Written problem: Every line of the data that contains the string "thực" must be copied.
── Data for the task
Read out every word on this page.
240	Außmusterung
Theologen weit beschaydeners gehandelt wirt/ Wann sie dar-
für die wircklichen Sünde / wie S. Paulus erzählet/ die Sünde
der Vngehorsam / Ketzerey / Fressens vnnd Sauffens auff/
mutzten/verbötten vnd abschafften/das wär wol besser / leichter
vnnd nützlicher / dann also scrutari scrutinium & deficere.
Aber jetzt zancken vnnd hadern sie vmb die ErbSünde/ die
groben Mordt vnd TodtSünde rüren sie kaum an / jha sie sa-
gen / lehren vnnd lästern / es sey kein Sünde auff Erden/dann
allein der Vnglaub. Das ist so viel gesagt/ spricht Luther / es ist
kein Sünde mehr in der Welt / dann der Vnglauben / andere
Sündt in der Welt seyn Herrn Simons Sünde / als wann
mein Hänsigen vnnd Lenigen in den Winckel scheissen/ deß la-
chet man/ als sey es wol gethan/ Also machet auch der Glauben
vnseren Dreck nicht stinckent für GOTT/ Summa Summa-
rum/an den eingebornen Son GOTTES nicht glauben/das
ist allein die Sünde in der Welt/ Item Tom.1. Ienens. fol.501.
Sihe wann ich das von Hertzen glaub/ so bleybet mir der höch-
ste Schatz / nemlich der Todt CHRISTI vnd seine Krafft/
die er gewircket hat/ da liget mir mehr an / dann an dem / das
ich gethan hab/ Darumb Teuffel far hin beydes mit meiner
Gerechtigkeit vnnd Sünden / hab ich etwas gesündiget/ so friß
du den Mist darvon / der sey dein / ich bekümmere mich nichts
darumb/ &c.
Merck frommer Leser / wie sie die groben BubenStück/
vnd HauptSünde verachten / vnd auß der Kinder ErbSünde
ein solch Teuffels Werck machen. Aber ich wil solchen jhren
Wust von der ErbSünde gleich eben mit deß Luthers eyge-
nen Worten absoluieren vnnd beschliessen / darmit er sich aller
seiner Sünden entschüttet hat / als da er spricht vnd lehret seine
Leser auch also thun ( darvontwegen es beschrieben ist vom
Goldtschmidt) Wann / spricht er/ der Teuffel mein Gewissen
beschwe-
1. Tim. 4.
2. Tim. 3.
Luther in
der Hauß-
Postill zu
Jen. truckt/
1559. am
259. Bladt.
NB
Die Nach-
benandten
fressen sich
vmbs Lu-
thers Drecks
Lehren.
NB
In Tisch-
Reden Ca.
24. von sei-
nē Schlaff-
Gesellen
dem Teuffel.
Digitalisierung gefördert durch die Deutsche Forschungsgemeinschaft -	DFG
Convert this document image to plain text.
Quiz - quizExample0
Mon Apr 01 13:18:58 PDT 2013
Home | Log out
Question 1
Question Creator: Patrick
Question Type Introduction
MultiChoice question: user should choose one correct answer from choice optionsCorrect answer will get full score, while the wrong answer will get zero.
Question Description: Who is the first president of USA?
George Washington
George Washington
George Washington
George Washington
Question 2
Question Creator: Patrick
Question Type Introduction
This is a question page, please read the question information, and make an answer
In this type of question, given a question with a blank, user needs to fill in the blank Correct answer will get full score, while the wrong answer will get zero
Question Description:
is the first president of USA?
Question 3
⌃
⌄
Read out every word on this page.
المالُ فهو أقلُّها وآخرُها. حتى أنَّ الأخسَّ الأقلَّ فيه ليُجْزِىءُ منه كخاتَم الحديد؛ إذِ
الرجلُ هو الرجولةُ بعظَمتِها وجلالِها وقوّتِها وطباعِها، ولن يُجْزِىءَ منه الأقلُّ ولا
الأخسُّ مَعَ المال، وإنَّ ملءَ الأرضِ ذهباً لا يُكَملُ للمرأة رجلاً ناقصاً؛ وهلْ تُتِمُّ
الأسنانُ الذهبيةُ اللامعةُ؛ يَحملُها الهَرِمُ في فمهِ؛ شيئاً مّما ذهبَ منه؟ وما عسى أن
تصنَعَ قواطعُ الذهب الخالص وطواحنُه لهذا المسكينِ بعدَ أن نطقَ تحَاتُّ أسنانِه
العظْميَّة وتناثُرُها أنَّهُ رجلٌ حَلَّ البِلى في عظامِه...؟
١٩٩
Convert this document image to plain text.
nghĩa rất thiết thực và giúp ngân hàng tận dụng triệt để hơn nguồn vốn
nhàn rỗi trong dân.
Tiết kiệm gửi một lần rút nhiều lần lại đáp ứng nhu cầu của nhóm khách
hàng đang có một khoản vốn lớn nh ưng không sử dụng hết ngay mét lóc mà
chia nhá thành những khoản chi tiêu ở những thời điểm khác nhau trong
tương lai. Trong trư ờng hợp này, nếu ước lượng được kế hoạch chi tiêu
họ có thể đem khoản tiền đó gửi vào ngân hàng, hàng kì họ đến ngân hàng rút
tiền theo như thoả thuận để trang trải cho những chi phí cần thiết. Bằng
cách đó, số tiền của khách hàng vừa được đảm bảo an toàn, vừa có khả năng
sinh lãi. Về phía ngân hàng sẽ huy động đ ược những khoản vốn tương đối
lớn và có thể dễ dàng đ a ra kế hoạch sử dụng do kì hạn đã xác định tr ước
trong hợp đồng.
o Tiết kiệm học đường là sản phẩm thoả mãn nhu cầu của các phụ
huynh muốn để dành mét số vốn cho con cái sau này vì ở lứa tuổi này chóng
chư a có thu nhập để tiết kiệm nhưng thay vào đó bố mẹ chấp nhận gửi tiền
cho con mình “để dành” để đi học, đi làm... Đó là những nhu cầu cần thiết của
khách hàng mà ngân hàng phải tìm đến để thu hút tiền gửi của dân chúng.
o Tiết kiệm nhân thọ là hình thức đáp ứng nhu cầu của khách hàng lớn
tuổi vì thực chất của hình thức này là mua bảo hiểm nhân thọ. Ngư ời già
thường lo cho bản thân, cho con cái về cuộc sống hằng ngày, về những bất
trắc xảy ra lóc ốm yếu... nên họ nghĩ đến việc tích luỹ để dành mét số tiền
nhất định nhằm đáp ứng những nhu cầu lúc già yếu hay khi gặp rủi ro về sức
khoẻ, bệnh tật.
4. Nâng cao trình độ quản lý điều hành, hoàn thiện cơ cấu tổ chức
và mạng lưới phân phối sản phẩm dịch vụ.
────
Full answer:
nghĩa rất thiết thực và giúp ngân hàng tận dụng triệt để hơn nguồn vốn
tuổi vì thực chất của hình thức này là mua bảo hiểm nhân thọ. Ngư ời già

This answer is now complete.